Exercise instructions: State how many lines in these records contain the word "年健康信息学", and nothing else.

Material shown:
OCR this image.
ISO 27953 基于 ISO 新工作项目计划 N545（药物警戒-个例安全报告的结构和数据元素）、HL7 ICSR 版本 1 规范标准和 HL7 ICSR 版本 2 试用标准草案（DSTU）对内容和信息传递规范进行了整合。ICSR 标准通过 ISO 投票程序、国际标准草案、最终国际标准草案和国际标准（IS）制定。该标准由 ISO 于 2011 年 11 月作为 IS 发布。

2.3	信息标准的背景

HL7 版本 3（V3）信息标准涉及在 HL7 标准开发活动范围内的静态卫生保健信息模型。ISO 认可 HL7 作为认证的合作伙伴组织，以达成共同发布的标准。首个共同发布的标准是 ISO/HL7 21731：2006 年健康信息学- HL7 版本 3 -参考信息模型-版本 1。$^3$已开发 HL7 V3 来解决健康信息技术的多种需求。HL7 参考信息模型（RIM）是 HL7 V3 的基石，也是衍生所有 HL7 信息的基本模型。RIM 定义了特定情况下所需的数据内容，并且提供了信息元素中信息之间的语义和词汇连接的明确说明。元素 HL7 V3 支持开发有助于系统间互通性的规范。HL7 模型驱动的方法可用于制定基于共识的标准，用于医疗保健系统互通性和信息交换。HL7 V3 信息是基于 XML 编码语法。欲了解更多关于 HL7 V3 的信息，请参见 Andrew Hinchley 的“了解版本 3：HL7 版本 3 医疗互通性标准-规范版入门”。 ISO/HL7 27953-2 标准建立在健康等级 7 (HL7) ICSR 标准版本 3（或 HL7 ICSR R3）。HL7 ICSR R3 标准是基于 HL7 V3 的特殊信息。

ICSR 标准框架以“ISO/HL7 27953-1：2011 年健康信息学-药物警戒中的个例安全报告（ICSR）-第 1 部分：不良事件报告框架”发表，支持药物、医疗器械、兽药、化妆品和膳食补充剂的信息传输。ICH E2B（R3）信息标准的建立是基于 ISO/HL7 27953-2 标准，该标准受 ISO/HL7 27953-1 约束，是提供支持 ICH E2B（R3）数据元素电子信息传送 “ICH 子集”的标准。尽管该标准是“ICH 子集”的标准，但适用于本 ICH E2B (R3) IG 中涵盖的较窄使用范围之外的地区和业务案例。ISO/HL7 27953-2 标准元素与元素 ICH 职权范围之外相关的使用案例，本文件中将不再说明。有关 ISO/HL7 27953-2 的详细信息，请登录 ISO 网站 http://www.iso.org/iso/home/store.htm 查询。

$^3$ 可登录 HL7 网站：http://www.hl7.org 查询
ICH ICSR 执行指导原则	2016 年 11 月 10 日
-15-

* * *

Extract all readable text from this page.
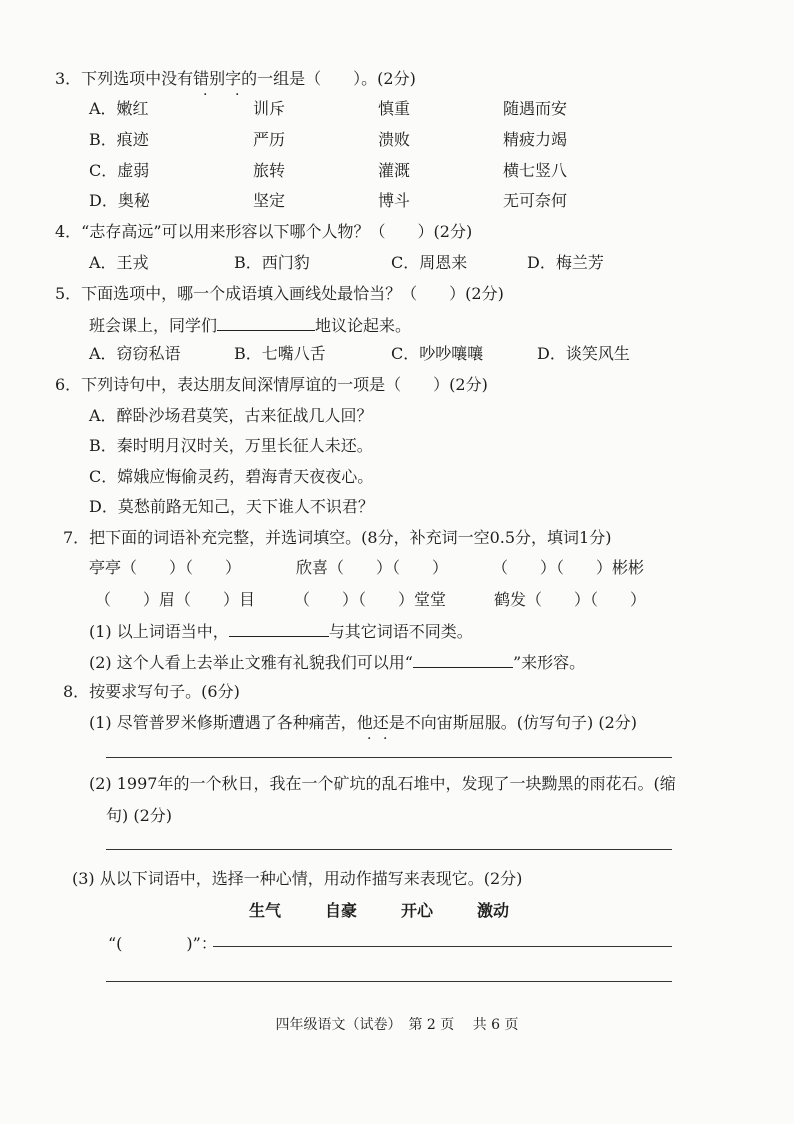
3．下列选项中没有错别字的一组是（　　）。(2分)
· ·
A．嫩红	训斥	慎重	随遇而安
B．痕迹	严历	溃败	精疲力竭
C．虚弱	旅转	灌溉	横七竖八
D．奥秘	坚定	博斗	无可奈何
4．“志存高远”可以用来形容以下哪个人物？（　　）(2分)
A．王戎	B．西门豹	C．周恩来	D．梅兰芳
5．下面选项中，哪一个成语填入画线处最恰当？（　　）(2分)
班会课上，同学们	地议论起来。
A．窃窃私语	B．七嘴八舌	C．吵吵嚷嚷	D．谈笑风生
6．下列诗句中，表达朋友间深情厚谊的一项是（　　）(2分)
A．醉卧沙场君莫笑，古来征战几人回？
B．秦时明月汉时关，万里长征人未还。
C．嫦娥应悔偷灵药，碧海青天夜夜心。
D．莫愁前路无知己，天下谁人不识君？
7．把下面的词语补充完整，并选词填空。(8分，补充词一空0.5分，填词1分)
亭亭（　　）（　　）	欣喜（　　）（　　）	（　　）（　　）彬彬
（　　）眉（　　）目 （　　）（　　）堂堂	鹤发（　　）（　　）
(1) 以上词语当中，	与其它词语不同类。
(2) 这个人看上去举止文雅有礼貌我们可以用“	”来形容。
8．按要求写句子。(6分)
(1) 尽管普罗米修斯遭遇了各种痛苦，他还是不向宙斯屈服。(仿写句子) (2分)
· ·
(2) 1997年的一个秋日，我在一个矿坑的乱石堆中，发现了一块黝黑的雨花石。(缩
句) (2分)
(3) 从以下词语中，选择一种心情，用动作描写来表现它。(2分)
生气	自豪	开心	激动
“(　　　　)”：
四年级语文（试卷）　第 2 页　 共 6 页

Result for this exercise: 2